Entries from a dataset:
--- Start ---

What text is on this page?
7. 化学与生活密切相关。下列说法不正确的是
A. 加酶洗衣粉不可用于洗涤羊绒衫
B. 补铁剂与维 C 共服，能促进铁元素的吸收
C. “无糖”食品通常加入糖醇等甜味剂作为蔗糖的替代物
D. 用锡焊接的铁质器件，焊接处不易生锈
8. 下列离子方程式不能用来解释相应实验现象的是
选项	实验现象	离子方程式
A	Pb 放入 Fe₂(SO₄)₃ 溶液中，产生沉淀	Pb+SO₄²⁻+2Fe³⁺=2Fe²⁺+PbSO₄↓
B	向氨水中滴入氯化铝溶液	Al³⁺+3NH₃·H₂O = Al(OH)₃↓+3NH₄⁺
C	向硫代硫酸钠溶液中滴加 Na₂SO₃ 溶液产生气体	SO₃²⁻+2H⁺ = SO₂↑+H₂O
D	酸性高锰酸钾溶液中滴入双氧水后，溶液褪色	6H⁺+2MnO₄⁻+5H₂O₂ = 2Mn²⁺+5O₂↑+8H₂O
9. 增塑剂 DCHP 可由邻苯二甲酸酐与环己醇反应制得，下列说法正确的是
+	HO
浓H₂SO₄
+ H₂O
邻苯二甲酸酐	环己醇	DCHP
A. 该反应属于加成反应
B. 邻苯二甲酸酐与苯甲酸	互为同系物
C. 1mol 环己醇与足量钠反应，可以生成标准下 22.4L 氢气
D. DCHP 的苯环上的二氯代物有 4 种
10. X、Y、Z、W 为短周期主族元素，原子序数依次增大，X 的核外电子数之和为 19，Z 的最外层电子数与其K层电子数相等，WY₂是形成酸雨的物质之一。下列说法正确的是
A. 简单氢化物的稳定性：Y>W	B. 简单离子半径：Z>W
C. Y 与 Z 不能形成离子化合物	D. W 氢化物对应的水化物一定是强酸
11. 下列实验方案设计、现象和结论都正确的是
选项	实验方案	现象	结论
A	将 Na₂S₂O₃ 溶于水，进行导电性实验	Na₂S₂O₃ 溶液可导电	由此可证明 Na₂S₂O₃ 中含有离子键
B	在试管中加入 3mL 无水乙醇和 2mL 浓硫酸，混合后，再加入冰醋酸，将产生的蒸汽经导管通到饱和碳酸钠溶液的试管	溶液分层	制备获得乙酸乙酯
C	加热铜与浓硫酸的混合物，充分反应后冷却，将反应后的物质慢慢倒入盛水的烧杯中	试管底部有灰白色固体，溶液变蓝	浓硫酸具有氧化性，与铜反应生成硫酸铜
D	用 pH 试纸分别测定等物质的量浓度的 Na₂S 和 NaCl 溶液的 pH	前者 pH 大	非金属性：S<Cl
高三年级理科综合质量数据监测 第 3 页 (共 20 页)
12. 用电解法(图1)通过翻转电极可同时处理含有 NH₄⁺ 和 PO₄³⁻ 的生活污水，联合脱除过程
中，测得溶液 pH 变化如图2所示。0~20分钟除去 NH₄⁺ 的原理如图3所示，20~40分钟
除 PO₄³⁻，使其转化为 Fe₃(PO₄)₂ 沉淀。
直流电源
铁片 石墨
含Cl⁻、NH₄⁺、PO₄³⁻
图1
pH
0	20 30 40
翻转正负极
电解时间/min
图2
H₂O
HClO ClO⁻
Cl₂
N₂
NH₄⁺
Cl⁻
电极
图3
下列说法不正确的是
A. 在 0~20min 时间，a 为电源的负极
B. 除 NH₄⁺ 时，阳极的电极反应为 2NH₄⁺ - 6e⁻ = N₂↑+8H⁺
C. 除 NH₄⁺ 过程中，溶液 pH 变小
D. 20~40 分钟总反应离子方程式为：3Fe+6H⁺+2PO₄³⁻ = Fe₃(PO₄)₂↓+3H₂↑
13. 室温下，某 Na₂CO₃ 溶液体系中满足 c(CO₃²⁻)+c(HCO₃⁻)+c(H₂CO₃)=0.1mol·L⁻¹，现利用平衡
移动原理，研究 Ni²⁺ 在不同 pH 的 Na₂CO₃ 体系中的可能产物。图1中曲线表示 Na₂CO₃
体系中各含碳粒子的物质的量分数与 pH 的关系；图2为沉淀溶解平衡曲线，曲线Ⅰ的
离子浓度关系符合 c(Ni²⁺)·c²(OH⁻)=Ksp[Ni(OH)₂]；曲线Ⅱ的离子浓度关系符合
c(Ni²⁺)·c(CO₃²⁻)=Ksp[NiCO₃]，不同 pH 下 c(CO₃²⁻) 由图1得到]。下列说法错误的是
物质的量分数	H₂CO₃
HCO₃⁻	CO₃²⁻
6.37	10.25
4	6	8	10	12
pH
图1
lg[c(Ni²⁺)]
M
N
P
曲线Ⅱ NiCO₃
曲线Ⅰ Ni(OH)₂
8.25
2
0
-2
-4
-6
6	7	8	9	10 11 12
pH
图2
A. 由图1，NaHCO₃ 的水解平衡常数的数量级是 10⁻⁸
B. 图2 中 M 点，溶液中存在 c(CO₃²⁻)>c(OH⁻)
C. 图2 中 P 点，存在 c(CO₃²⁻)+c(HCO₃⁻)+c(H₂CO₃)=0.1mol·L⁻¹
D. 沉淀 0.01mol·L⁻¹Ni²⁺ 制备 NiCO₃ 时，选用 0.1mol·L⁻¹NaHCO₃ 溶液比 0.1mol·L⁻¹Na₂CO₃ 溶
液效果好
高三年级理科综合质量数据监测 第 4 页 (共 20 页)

--- End ---

The problem: Reproduce the material above exactly; please quote every line of it.

Complete response:
What text is on this page?
7. 化学与生活密切相关。下列说法不正确的是
A. 加酶洗衣粉不可用于洗涤羊绒衫
B. 补铁剂与维 C 共服，能促进铁元素的吸收
C. “无糖”食品通常加入糖醇等甜味剂作为蔗糖的替代物
D. 用锡焊接的铁质器件，焊接处不易生锈
8. 下列离子方程式不能用来解释相应实验现象的是
选项	实验现象	离子方程式
A	Pb 放入 Fe₂(SO₄)₃ 溶液中，产生沉淀	Pb+SO₄²⁻+2Fe³⁺=2Fe²⁺+PbSO₄↓
B	向氨水中滴入氯化铝溶液	Al³⁺+3NH₃·H₂O = Al(OH)₃↓+3NH₄⁺
C	向硫代硫酸钠溶液中滴加 Na₂SO₃ 溶液产生气体	SO₃²⁻+2H⁺ = SO₂↑+H₂O
D	酸性高锰酸钾溶液中滴入双氧水后，溶液褪色	6H⁺+2MnO₄⁻+5H₂O₂ = 2Mn²⁺+5O₂↑+8H₂O
9. 增塑剂 DCHP 可由邻苯二甲酸酐与环己醇反应制得，下列说法正确的是
+	HO
浓H₂SO₄
+ H₂O
邻苯二甲酸酐	环己醇	DCHP
A. 该反应属于加成反应
B. 邻苯二甲酸酐与苯甲酸	互为同系物
C. 1mol 环己醇与足量钠反应，可以生成标准下 22.4L 氢气
D. DCHP 的苯环上的二氯代物有 4 种
10. X、Y、Z、W 为短周期主族元素，原子序数依次增大，X 的核外电子数之和为 19，Z 的最外层电子数与其K层电子数相等，WY₂是形成酸雨的物质之一。下列说法正确的是
A. 简单氢化物的稳定性：Y>W	B. 简单离子半径：Z>W
C. Y 与 Z 不能形成离子化合物	D. W 氢化物对应的水化物一定是强酸
11. 下列实验方案设计、现象和结论都正确的是
选项	实验方案	现象	结论
A	将 Na₂S₂O₃ 溶于水，进行导电性实验	Na₂S₂O₃ 溶液可导电	由此可证明 Na₂S₂O₃ 中含有离子键
B	在试管中加入 3mL 无水乙醇和 2mL 浓硫酸，混合后，再加入冰醋酸，将产生的蒸汽经导管通到饱和碳酸钠溶液的试管	溶液分层	制备获得乙酸乙酯
C	加热铜与浓硫酸的混合物，充分反应后冷却，将反应后的物质慢慢倒入盛水的烧杯中	试管底部有灰白色固体，溶液变蓝	浓硫酸具有氧化性，与铜反应生成硫酸铜
D	用 pH 试纸分别测定等物质的量浓度的 Na₂S 和 NaCl 溶液的 pH	前者 pH 大	非金属性：S<Cl
高三年级理科综合质量数据监测 第 3 页 (共 20 页)
12. 用电解法(图1)通过翻转电极可同时处理含有 NH₄⁺ 和 PO₄³⁻ 的生活污水，联合脱除过程
中，测得溶液 pH 变化如图2所示。0~20分钟除去 NH₄⁺ 的原理如图3所示，20~40分钟
除 PO₄³⁻，使其转化为 Fe₃(PO₄)₂ 沉淀。
直流电源
铁片 石墨
含Cl⁻、NH₄⁺、PO₄³⁻
图1
pH
0	20 30 40
翻转正负极
电解时间/min
图2
H₂O
HClO ClO⁻
Cl₂
N₂
NH₄⁺
Cl⁻
电极
图3
下列说法不正确的是
A. 在 0~20min 时间，a 为电源的负极
B. 除 NH₄⁺ 时，阳极的电极反应为 2NH₄⁺ - 6e⁻ = N₂↑+8H⁺
C. 除 NH₄⁺ 过程中，溶液 pH 变小
D. 20~40 分钟总反应离子方程式为：3Fe+6H⁺+2PO₄³⁻ = Fe₃(PO₄)₂↓+3H₂↑
13. 室温下，某 Na₂CO₃ 溶液体系中满足 c(CO₃²⁻)+c(HCO₃⁻)+c(H₂CO₃)=0.1mol·L⁻¹，现利用平衡
移动原理，研究 Ni²⁺ 在不同 pH 的 Na₂CO₃ 体系中的可能产物。图1中曲线表示 Na₂CO₃
体系中各含碳粒子的物质的量分数与 pH 的关系；图2为沉淀溶解平衡曲线，曲线Ⅰ的
离子浓度关系符合 c(Ni²⁺)·c²(OH⁻)=Ksp[Ni(OH)₂]；曲线Ⅱ的离子浓度关系符合
c(Ni²⁺)·c(CO₃²⁻)=Ksp[NiCO₃]，不同 pH 下 c(CO₃²⁻) 由图1得到]。下列说法错误的是
物质的量分数	H₂CO₃
HCO₃⁻	CO₃²⁻
6.37	10.25
4	6	8	10	12
pH
图1
lg[c(Ni²⁺)]
M
N
P
曲线Ⅱ NiCO₃
曲线Ⅰ Ni(OH)₂
8.25
2
0
-2
-4
-6
6	7	8	9	10 11 12
pH
图2
A. 由图1，NaHCO₃ 的水解平衡常数的数量级是 10⁻⁸
B. 图2 中 M 点，溶液中存在 c(CO₃²⁻)>c(OH⁻)
C. 图2 中 P 点，存在 c(CO₃²⁻)+c(HCO₃⁻)+c(H₂CO₃)=0.1mol·L⁻¹
D. 沉淀 0.01mol·L⁻¹Ni²⁺ 制备 NiCO₃ 时，选用 0.1mol·L⁻¹NaHCO₃ 溶液比 0.1mol·L⁻¹Na₂CO₃ 溶
液效果好
高三年级理科综合质量数据监测 第 4 页 (共 20 页)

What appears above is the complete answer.